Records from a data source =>
Segment Open

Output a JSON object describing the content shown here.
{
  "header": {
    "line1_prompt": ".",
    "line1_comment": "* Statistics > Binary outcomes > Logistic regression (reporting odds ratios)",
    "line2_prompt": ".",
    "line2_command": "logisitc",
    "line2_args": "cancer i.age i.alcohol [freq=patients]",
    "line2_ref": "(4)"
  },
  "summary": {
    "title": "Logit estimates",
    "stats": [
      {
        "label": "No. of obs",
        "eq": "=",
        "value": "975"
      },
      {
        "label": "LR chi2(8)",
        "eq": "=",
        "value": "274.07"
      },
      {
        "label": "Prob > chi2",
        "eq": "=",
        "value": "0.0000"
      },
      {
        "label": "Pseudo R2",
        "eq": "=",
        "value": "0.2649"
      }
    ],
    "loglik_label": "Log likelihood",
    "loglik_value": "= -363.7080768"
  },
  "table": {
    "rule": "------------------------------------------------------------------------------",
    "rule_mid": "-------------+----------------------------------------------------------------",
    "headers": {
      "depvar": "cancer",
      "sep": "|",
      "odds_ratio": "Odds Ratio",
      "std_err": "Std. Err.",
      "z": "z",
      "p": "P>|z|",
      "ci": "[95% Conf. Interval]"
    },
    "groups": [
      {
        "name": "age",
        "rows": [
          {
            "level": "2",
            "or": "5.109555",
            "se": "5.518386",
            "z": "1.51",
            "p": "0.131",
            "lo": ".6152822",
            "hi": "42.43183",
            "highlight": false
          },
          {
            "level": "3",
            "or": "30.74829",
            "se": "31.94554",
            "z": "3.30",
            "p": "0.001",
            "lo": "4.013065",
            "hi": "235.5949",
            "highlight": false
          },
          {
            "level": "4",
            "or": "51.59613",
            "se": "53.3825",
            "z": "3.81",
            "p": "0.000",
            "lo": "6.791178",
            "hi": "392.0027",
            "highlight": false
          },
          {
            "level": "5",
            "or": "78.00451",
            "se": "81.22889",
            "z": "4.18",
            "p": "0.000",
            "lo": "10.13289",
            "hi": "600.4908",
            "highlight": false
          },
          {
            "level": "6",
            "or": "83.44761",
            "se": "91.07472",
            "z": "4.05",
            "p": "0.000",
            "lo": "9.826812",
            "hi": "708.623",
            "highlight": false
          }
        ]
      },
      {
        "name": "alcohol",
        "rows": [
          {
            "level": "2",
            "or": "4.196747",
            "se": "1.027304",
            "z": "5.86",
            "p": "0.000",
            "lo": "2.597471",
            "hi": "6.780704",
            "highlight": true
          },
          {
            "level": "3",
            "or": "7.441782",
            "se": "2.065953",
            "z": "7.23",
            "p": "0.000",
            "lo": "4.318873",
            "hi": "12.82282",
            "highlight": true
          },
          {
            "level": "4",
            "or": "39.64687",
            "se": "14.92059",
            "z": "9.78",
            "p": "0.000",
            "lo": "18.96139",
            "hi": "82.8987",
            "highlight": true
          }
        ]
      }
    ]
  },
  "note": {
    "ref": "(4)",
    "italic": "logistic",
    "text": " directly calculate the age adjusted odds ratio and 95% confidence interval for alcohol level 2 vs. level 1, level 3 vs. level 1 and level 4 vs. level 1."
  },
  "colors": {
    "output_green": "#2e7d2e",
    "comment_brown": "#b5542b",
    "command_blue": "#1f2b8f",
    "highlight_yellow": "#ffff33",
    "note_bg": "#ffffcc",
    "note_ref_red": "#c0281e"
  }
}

Segment Closed

Exercise directions =>
Retype the entries exactly; leave nothing out.

Solution =>
Output a JSON object describing the content shown here.
{
  "header": {
    "line1_prompt": ".",
    "line1_comment": "* Statistics > Binary outcomes > Logistic regression (reporting odds ratios)",
    "line2_prompt": ".",
    "line2_command": "logisitc",
    "line2_args": "cancer i.age i.alcohol [freq=patients]",
    "line2_ref": "(4)"
  },
  "summary": {
    "title": "Logit estimates",
    "stats": [
      {
        "label": "No. of obs",
        "eq": "=",
        "value": "975"
      },
      {
        "label": "LR chi2(8)",
        "eq": "=",
        "value": "274.07"
      },
      {
        "label": "Prob > chi2",
        "eq": "=",
        "value": "0.0000"
      },
      {
        "label": "Pseudo R2",
        "eq": "=",
        "value": "0.2649"
      }
    ],
    "loglik_label": "Log likelihood",
    "loglik_value": "= -363.7080768"
  },
  "table": {
    "rule": "------------------------------------------------------------------------------",
    "rule_mid": "-------------+----------------------------------------------------------------",
    "headers": {
      "depvar": "cancer",
      "sep": "|",
      "odds_ratio": "Odds Ratio",
      "std_err": "Std. Err.",
      "z": "z",
      "p": "P>|z|",
      "ci": "[95% Conf. Interval]"
    },
    "groups": [
      {
        "name": "age",
        "rows": [
          {
            "level": "2",
            "or": "5.109555",
            "se": "5.518386",
            "z": "1.51",
            "p": "0.131",
            "lo": ".6152822",
            "hi": "42.43183",
            "highlight": false
          },
          {
            "level": "3",
            "or": "30.74829",
            "se": "31.94554",
            "z": "3.30",
            "p": "0.001",
            "lo": "4.013065",
            "hi": "235.5949",
            "highlight": false
          },
          {
            "level": "4",
            "or": "51.59613",
            "se": "53.3825",
            "z": "3.81",
            "p": "0.000",
            "lo": "6.791178",
            "hi": "392.0027",
            "highlight": false
          },
          {
            "level": "5",
            "or": "78.00451",
            "se": "81.22889",
            "z": "4.18",
            "p": "0.000",
            "lo": "10.13289",
            "hi": "600.4908",
            "highlight": false
          },
          {
            "level": "6",
            "or": "83.44761",
            "se": "91.07472",
            "z": "4.05",
            "p": "0.000",
            "lo": "9.826812",
            "hi": "708.623",
            "highlight": false
          }
        ]
      },
      {
        "name": "alcohol",
        "rows": [
          {
            "level": "2",
            "or": "4.196747",
            "se": "1.027304",
            "z": "5.86",
            "p": "0.000",
            "lo": "2.597471",
            "hi": "6.780704",
            "highlight": true
          },
          {
            "level": "3",
            "or": "7.441782",
            "se": "2.065953",
            "z": "7.23",
            "p": "0.000",
            "lo": "4.318873",
            "hi": "12.82282",
            "highlight": true
          },
          {
            "level": "4",
            "or": "39.64687",
            "se": "14.92059",
            "z": "9.78",
            "p": "0.000",
            "lo": "18.96139",
            "hi": "82.8987",
            "highlight": true
          }
        ]
      }
    ]
  },
  "note": {
    "ref": "(4)",
    "italic": "logistic",
    "text": " directly calculate the age adjusted odds ratio and 95% confidence interval for alcohol level 2 vs. level 1, level 3 vs. level 1 and level 4 vs. level 1."
  },
  "colors": {
    "output_green": "#2e7d2e",
    "comment_brown": "#b5542b",
    "command_blue": "#1f2b8f",
    "highlight_yellow": "#ffff33",
    "note_bg": "#ffffcc",
    "note_ref_red": "#c0281e"
  }
}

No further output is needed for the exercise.